Available data —

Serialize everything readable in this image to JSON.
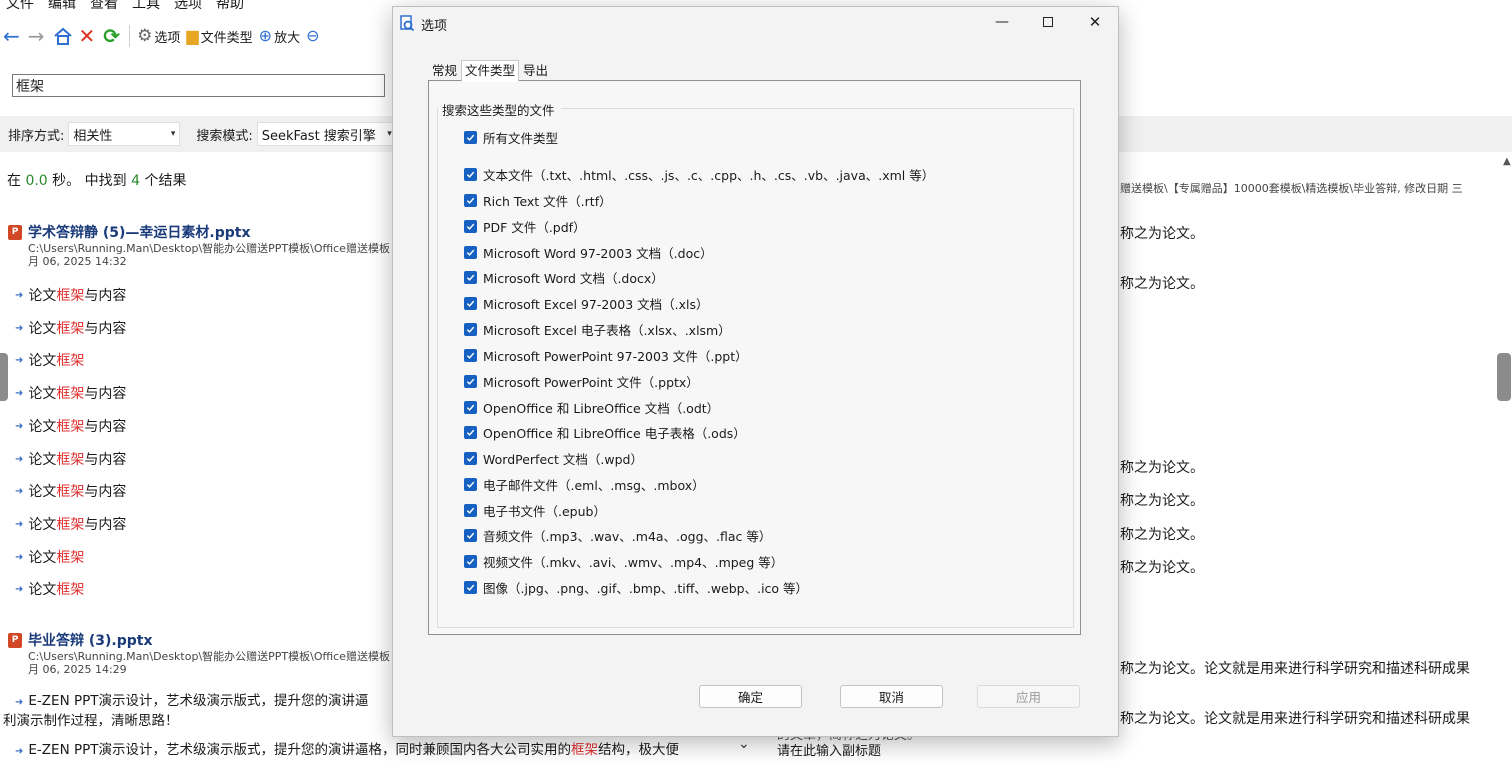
{
  "menu": [
    "文件",
    "编辑",
    "查看",
    "工具",
    "选项",
    "帮助"
  ],
  "toolbar": {
    "options_label": "选项",
    "filetypes_label": "文件类型",
    "zoom_in_label": "放大"
  },
  "search": {
    "value": "框架"
  },
  "sort": {
    "label": "排序方式:",
    "value": "相关性",
    "mode_label": "搜索模式:",
    "mode_value": "SeekFast 搜索引擎"
  },
  "summary": {
    "prefix": "在",
    "seconds": "0.0",
    "mid": "秒。 中找到",
    "count": "4",
    "suffix": "个结果"
  },
  "results": [
    {
      "title": "学术答辩静 (5)—幸运日素材.pptx",
      "path_line1": "C:\\Users\\Running.Man\\Desktop\\智能办公赠送PPT模板\\Office赠送模板",
      "path_line2": "月 06, 2025 14:32"
    },
    {
      "title": "毕业答辩 (3).pptx",
      "path_line1": "C:\\Users\\Running.Man\\Desktop\\智能办公赠送PPT模板\\Office赠送模板",
      "path_line2": "月 06, 2025 14:29"
    }
  ],
  "hits": [
    {
      "pre": "论文",
      "hl": "框架",
      "post": "与内容"
    },
    {
      "pre": "论文",
      "hl": "框架",
      "post": "与内容"
    },
    {
      "pre": "论文",
      "hl": "框架",
      "post": ""
    },
    {
      "pre": "论文",
      "hl": "框架",
      "post": "与内容"
    },
    {
      "pre": "论文",
      "hl": "框架",
      "post": "与内容"
    },
    {
      "pre": "论文",
      "hl": "框架",
      "post": "与内容"
    },
    {
      "pre": "论文",
      "hl": "框架",
      "post": "与内容"
    },
    {
      "pre": "论文",
      "hl": "框架",
      "post": "与内容"
    },
    {
      "pre": "论文",
      "hl": "框架",
      "post": ""
    },
    {
      "pre": "论文",
      "hl": "框架",
      "post": ""
    }
  ],
  "long_hit_1": {
    "line1": "E-ZEN PPT演示设计，艺术级演示版式，提升您的演讲逼",
    "line2": "利演示制作过程，清晰思路！"
  },
  "long_hit_2": {
    "pre": "E-ZEN PPT演示设计，艺术级演示版式，提升您的演讲逼格，同时兼顾国内各大公司实用的",
    "hl": "框架",
    "post": "结构，极大便"
  },
  "right_panel": {
    "path": "赠送模板\\【专属赠品】10000套模板\\精选模板\\毕业答辩, 修改日期 三",
    "lines": [
      "称之为论文。",
      "称之为论文。",
      "称之为论文。",
      "称之为论文。",
      "称之为论文。",
      "称之为论文。",
      "称之为论文。论文就是用来进行科学研究和描述科研成果",
      "称之为论文。论文就是用来进行科学研究和描述科研成果"
    ],
    "partial_line": "的文章，简称之为论文。",
    "subtitle_prompt": "请在此输入副标题"
  },
  "dialog": {
    "title": "选项",
    "tabs": [
      "常规",
      "文件类型",
      "导出"
    ],
    "active_tab": "文件类型",
    "group_title": "搜索这些类型的文件",
    "all_types": "所有文件类型",
    "types": [
      "文本文件（.txt、.html、.css、.js、.c、.cpp、.h、.cs、.vb、.java、.xml 等）",
      "Rich Text 文件（.rtf）",
      "PDF 文件（.pdf）",
      "Microsoft Word 97-2003 文档（.doc）",
      "Microsoft Word 文档（.docx）",
      "Microsoft Excel 97-2003 文档（.xls）",
      "Microsoft Excel 电子表格（.xlsx、.xlsm）",
      "Microsoft PowerPoint 97-2003 文件（.ppt）",
      "Microsoft PowerPoint 文件（.pptx）",
      "OpenOffice 和 LibreOffice 文档（.odt）",
      "OpenOffice 和 LibreOffice 电子表格（.ods）",
      "WordPerfect 文档（.wpd）",
      "电子邮件文件（.eml、.msg、.mbox）",
      "电子书文件（.epub）",
      "音频文件（.mp3、.wav、.m4a、.ogg、.flac 等）",
      "视频文件（.mkv、.avi、.wmv、.mp4、.mpeg 等）",
      "图像（.jpg、.png、.gif、.bmp、.tiff、.webp、.ico 等）"
    ],
    "ok_label": "确定",
    "cancel_label": "取消",
    "apply_label": "应用"
  },
  "colors": {
    "accent": "#1560c0",
    "highlight": "#e03030",
    "count_green": "#2a8a2a"
  }
}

Task statement — Retype the listing exactly. Pictures do not belong in the copy.

Reply to the task —
Serialize everything readable in this image to JSON.
{
  "menu": [
    "文件",
    "编辑",
    "查看",
    "工具",
    "选项",
    "帮助"
  ],
  "toolbar": {
    "options_label": "选项",
    "filetypes_label": "文件类型",
    "zoom_in_label": "放大"
  },
  "search": {
    "value": "框架"
  },
  "sort": {
    "label": "排序方式:",
    "value": "相关性",
    "mode_label": "搜索模式:",
    "mode_value": "SeekFast 搜索引擎"
  },
  "summary": {
    "prefix": "在",
    "seconds": "0.0",
    "mid": "秒。 中找到",
    "count": "4",
    "suffix": "个结果"
  },
  "results": [
    {
      "title": "学术答辩静 (5)—幸运日素材.pptx",
      "path_line1": "C:\\Users\\Running.Man\\Desktop\\智能办公赠送PPT模板\\Office赠送模板",
      "path_line2": "月 06, 2025 14:32"
    },
    {
      "title": "毕业答辩 (3).pptx",
      "path_line1": "C:\\Users\\Running.Man\\Desktop\\智能办公赠送PPT模板\\Office赠送模板",
      "path_line2": "月 06, 2025 14:29"
    }
  ],
  "hits": [
    {
      "pre": "论文",
      "hl": "框架",
      "post": "与内容"
    },
    {
      "pre": "论文",
      "hl": "框架",
      "post": "与内容"
    },
    {
      "pre": "论文",
      "hl": "框架",
      "post": ""
    },
    {
      "pre": "论文",
      "hl": "框架",
      "post": "与内容"
    },
    {
      "pre": "论文",
      "hl": "框架",
      "post": "与内容"
    },
    {
      "pre": "论文",
      "hl": "框架",
      "post": "与内容"
    },
    {
      "pre": "论文",
      "hl": "框架",
      "post": "与内容"
    },
    {
      "pre": "论文",
      "hl": "框架",
      "post": "与内容"
    },
    {
      "pre": "论文",
      "hl": "框架",
      "post": ""
    },
    {
      "pre": "论文",
      "hl": "框架",
      "post": ""
    }
  ],
  "long_hit_1": {
    "line1": "E-ZEN PPT演示设计，艺术级演示版式，提升您的演讲逼",
    "line2": "利演示制作过程，清晰思路！"
  },
  "long_hit_2": {
    "pre": "E-ZEN PPT演示设计，艺术级演示版式，提升您的演讲逼格，同时兼顾国内各大公司实用的",
    "hl": "框架",
    "post": "结构，极大便"
  },
  "right_panel": {
    "path": "赠送模板\\【专属赠品】10000套模板\\精选模板\\毕业答辩, 修改日期 三",
    "lines": [
      "称之为论文。",
      "称之为论文。",
      "称之为论文。",
      "称之为论文。",
      "称之为论文。",
      "称之为论文。",
      "称之为论文。论文就是用来进行科学研究和描述科研成果",
      "称之为论文。论文就是用来进行科学研究和描述科研成果"
    ],
    "partial_line": "的文章，简称之为论文。",
    "subtitle_prompt": "请在此输入副标题"
  },
  "dialog": {
    "title": "选项",
    "tabs": [
      "常规",
      "文件类型",
      "导出"
    ],
    "active_tab": "文件类型",
    "group_title": "搜索这些类型的文件",
    "all_types": "所有文件类型",
    "types": [
      "文本文件（.txt、.html、.css、.js、.c、.cpp、.h、.cs、.vb、.java、.xml 等）",
      "Rich Text 文件（.rtf）",
      "PDF 文件（.pdf）",
      "Microsoft Word 97-2003 文档（.doc）",
      "Microsoft Word 文档（.docx）",
      "Microsoft Excel 97-2003 文档（.xls）",
      "Microsoft Excel 电子表格（.xlsx、.xlsm）",
      "Microsoft PowerPoint 97-2003 文件（.ppt）",
      "Microsoft PowerPoint 文件（.pptx）",
      "OpenOffice 和 LibreOffice 文档（.odt）",
      "OpenOffice 和 LibreOffice 电子表格（.ods）",
      "WordPerfect 文档（.wpd）",
      "电子邮件文件（.eml、.msg、.mbox）",
      "电子书文件（.epub）",
      "音频文件（.mp3、.wav、.m4a、.ogg、.flac 等）",
      "视频文件（.mkv、.avi、.wmv、.mp4、.mpeg 等）",
      "图像（.jpg、.png、.gif、.bmp、.tiff、.webp、.ico 等）"
    ],
    "ok_label": "确定",
    "cancel_label": "取消",
    "apply_label": "应用"
  },
  "colors": {
    "accent": "#1560c0",
    "highlight": "#e03030",
    "count_green": "#2a8a2a"
  }
}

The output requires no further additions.